** START OF Records for the exercise **
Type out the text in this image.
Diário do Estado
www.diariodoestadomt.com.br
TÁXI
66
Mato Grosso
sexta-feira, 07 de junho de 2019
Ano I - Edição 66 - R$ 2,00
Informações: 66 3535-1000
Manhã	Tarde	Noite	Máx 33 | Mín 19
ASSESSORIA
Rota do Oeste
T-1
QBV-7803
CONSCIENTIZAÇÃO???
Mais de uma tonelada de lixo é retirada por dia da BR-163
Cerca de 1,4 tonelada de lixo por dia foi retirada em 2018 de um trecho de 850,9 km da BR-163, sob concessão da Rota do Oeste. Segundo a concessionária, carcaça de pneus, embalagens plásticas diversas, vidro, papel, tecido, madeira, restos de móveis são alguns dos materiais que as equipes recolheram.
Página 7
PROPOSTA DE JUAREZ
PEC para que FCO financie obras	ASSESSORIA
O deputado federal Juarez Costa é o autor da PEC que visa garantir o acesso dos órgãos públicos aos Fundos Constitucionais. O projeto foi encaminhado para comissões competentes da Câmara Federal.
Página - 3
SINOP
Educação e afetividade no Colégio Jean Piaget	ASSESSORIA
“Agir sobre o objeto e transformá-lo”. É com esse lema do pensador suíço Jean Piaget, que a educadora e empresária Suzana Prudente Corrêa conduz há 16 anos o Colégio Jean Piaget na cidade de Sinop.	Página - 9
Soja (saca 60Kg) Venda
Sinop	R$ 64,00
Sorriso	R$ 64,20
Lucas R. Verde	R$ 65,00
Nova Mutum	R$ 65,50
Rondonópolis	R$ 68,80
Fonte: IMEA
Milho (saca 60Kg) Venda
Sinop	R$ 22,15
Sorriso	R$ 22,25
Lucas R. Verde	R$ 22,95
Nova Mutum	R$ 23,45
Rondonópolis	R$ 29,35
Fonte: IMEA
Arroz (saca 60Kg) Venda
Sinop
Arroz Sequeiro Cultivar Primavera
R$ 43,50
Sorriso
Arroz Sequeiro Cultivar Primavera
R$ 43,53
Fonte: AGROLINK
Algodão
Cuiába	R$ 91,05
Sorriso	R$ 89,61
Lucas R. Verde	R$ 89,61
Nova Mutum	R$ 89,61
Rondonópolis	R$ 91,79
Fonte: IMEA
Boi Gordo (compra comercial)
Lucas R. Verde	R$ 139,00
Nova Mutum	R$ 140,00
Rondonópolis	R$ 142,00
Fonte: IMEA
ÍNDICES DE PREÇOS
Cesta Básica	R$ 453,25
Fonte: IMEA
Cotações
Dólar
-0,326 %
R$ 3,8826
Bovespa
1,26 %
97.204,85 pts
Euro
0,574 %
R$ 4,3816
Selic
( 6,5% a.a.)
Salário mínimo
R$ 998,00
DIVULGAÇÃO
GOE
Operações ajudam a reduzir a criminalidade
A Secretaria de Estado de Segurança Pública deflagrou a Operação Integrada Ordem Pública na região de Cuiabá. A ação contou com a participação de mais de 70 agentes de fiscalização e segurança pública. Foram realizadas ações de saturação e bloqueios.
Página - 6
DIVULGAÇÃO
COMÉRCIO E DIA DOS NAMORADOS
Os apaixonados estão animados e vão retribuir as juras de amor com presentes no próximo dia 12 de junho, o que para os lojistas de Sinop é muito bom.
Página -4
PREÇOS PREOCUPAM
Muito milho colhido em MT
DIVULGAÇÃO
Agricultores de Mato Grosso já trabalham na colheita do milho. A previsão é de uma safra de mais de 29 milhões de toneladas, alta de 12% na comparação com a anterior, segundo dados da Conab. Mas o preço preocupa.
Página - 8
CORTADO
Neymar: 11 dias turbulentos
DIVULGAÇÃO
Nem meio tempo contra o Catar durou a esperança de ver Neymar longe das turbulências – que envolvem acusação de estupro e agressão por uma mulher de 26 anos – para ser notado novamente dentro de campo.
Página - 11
** END OF Records for the exercise **
## [What needs to be done]
Copy out every line from the material above in which the word "Página" appears.

## [Full response]
Página 7
Página - 3
“Agir sobre o objeto e transformá-lo”. É com esse lema do pensador suíço Jean Piaget, que a educadora e empresária Suzana Prudente Corrêa conduz há 16 anos o Colégio Jean Piaget na cidade de Sinop.	Página - 9
Página - 6
Página -4
Página - 8
Página - 11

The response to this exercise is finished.